__Short exercise__. Go through the records and show each line where the word "object" occurs.

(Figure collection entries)
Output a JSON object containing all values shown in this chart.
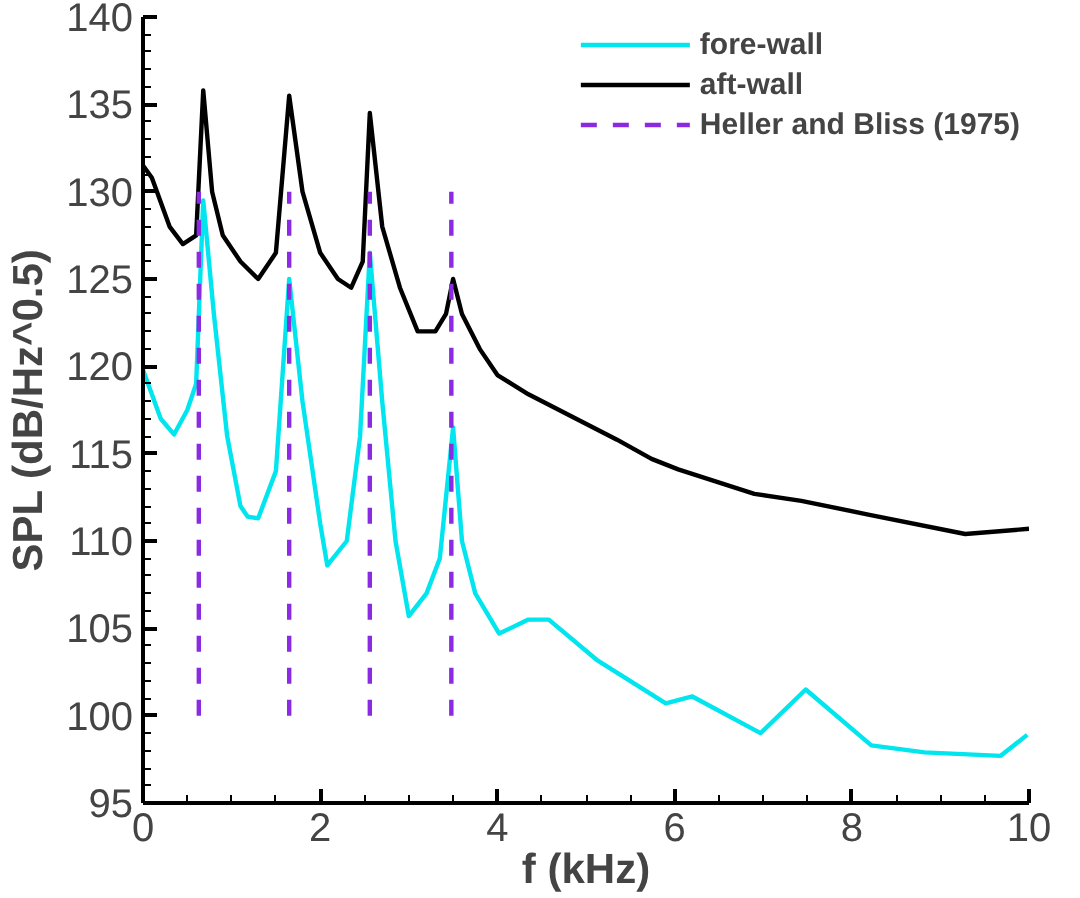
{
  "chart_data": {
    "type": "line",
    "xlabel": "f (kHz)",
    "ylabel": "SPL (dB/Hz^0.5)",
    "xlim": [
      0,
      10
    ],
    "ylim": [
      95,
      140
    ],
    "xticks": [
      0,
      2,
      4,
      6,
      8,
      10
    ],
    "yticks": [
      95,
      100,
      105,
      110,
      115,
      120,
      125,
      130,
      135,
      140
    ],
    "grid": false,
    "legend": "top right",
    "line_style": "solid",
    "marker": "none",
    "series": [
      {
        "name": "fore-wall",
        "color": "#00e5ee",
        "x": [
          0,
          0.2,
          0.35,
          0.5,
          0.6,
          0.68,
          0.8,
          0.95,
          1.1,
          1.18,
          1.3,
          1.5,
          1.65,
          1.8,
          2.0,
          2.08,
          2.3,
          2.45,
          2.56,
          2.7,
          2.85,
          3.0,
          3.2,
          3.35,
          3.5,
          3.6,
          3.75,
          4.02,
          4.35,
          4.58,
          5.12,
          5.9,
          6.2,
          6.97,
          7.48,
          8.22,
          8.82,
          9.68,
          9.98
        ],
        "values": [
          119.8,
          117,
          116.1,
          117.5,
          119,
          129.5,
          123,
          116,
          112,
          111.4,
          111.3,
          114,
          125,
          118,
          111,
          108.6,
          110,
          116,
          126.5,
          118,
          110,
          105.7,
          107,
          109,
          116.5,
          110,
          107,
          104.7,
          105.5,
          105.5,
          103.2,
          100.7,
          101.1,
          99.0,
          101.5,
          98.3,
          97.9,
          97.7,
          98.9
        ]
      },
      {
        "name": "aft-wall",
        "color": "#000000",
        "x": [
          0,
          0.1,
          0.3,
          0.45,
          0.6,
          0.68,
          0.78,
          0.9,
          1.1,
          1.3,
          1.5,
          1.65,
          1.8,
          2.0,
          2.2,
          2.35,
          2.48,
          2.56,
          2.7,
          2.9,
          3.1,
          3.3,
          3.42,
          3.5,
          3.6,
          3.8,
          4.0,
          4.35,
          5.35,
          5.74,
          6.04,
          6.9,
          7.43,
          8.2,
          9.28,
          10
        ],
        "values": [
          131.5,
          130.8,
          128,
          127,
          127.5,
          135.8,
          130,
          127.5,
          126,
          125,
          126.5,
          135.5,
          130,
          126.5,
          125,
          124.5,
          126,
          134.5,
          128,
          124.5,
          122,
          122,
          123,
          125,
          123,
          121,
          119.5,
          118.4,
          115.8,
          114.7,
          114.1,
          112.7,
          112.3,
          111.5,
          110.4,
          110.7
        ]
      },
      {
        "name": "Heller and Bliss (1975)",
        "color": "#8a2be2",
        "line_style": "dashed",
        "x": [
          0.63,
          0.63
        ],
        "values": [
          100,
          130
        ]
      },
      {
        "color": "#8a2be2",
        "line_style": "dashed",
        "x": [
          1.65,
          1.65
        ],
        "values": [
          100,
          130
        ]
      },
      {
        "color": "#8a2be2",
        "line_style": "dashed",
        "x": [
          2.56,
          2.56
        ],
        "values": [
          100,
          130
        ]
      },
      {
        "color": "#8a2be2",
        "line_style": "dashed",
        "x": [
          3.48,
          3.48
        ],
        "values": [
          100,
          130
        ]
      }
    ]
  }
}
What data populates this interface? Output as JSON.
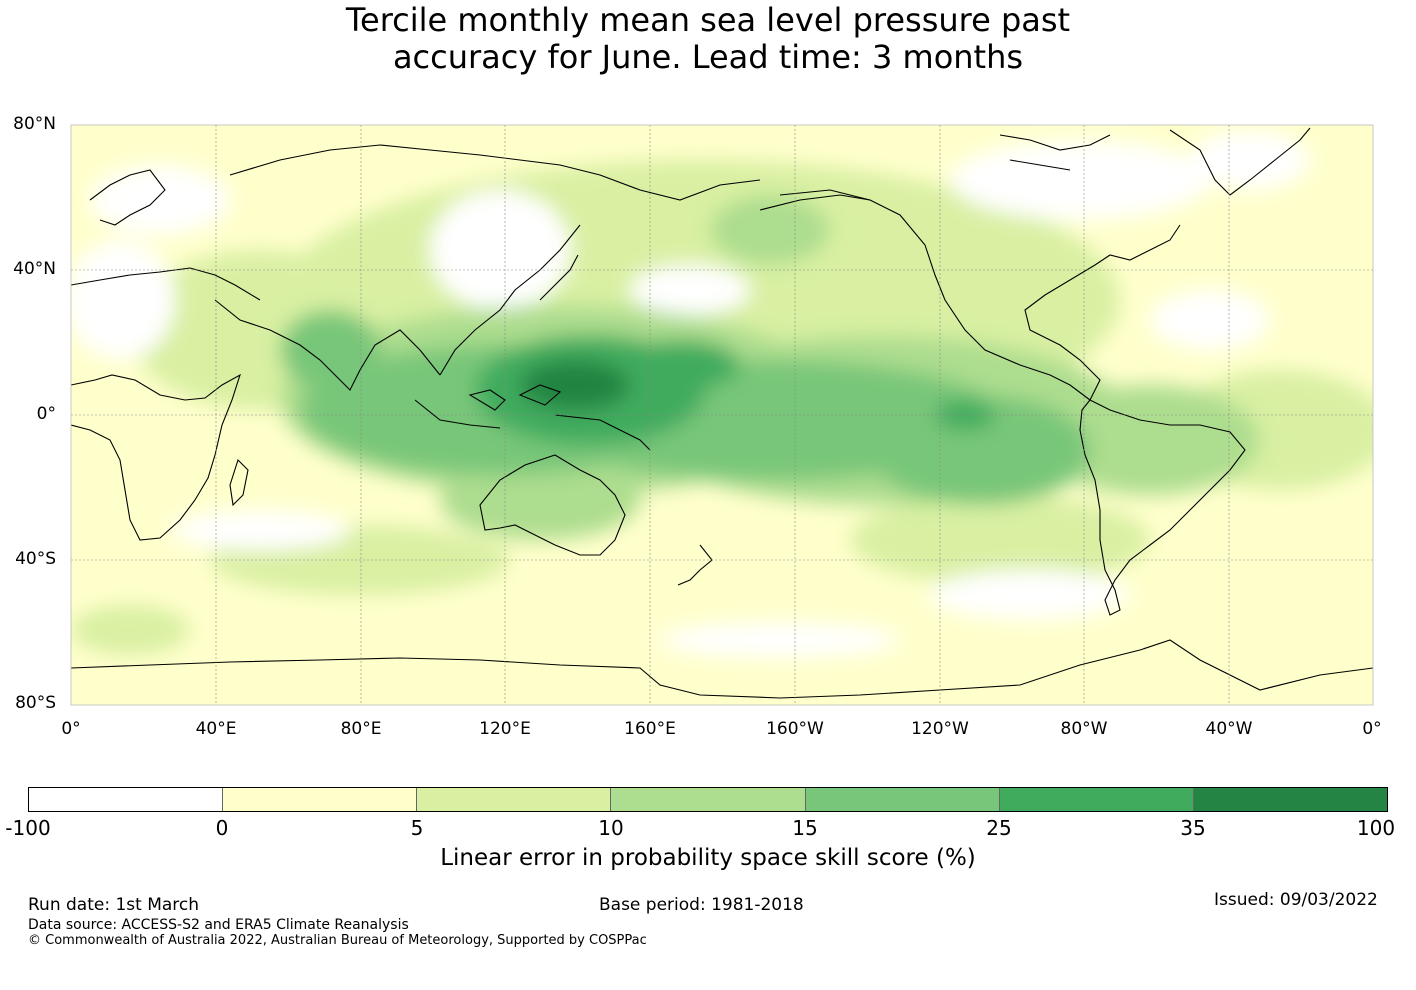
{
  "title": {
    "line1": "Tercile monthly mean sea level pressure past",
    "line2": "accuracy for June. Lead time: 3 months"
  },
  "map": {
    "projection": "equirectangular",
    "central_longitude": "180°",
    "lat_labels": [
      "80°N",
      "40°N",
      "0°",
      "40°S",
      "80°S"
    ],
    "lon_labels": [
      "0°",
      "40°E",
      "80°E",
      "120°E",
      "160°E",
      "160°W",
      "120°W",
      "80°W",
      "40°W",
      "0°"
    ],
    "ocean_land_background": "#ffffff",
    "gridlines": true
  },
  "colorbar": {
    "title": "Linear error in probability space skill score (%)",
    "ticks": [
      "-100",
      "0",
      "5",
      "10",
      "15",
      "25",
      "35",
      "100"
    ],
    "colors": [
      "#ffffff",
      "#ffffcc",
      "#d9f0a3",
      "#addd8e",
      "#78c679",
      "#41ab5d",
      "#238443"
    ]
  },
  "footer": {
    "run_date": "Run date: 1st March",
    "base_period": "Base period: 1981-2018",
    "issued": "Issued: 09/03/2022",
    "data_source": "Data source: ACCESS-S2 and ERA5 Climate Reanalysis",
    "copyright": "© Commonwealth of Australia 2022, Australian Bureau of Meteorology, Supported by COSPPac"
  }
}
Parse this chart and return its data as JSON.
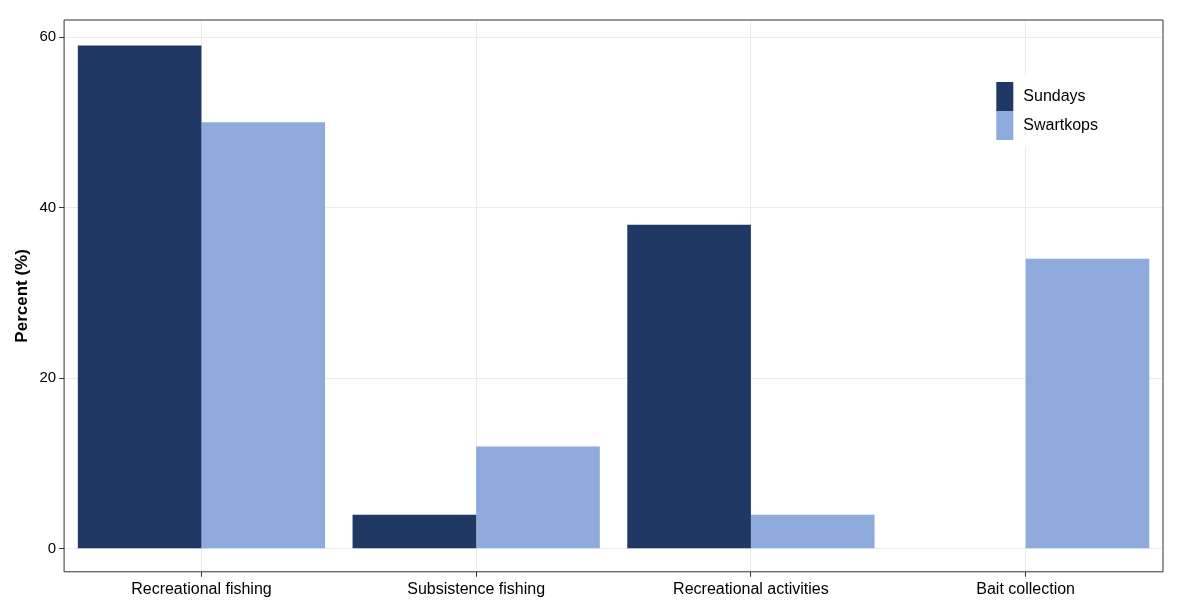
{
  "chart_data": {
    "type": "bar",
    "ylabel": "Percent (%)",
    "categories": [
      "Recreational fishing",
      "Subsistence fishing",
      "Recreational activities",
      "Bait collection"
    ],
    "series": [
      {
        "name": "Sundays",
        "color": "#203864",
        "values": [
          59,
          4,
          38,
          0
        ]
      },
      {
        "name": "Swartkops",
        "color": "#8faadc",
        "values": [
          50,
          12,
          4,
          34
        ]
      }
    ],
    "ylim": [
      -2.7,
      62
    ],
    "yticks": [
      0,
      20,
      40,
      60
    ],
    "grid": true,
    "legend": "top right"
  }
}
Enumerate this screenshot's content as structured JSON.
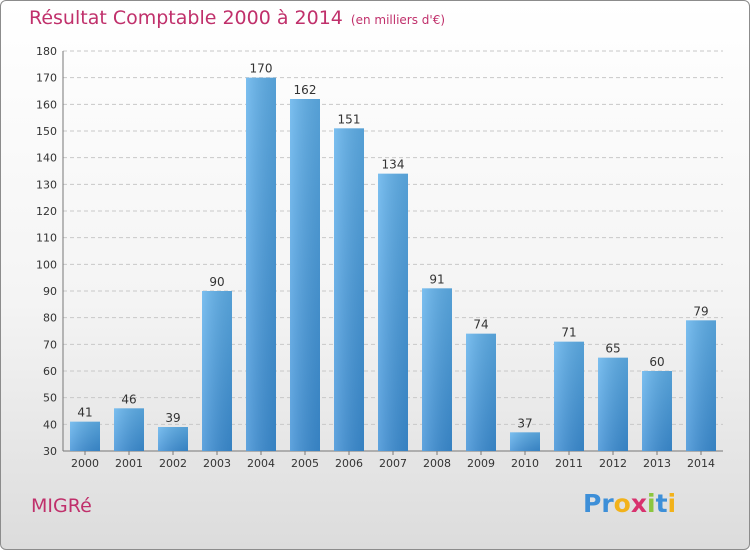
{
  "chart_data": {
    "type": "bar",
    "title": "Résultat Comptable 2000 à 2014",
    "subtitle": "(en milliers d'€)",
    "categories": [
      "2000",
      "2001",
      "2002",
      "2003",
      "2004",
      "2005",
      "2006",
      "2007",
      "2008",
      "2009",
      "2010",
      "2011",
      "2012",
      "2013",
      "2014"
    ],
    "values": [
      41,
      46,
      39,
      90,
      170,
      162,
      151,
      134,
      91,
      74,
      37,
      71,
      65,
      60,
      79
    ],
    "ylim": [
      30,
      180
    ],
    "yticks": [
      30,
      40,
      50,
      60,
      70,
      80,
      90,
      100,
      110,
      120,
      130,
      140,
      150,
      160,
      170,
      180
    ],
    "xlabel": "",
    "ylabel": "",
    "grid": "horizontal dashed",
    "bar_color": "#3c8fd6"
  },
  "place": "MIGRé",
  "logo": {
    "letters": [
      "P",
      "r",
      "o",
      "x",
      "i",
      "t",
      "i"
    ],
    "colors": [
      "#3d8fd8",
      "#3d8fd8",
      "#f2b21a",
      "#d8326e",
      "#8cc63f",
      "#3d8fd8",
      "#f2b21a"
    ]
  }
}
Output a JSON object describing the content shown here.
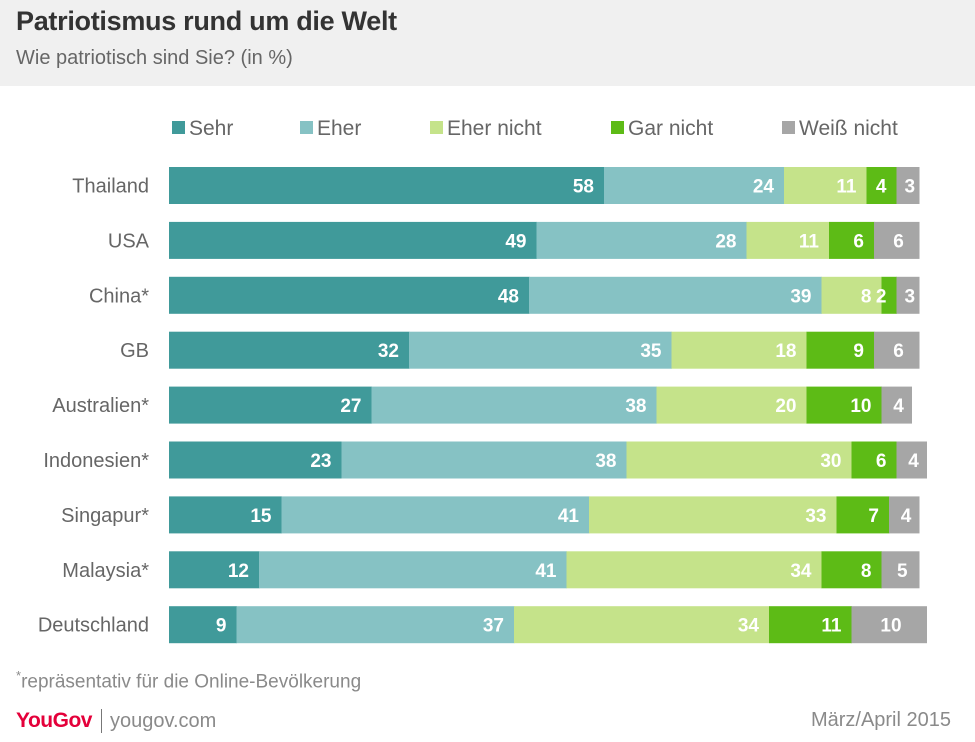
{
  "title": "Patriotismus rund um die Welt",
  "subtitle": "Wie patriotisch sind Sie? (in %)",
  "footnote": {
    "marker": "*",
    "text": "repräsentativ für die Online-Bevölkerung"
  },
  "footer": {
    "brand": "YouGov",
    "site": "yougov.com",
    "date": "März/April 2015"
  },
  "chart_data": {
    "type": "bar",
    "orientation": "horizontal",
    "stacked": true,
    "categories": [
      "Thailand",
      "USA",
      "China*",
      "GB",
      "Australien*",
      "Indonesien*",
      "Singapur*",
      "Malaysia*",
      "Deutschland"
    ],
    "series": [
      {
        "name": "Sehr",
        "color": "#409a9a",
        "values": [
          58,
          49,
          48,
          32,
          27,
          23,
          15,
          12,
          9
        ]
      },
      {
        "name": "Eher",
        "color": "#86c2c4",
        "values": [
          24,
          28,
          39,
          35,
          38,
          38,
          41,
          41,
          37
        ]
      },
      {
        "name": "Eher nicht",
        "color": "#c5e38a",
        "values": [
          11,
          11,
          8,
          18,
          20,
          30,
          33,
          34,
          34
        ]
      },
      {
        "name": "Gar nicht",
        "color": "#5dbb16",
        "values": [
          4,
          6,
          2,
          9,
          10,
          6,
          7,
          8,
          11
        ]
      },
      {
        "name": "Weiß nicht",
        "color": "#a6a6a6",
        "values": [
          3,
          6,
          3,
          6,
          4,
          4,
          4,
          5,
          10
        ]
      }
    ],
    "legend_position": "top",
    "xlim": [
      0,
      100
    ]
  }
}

__Written response__.
Output a JSON object containing all values shown in this chart.
Output a JSON object describing the content shown here.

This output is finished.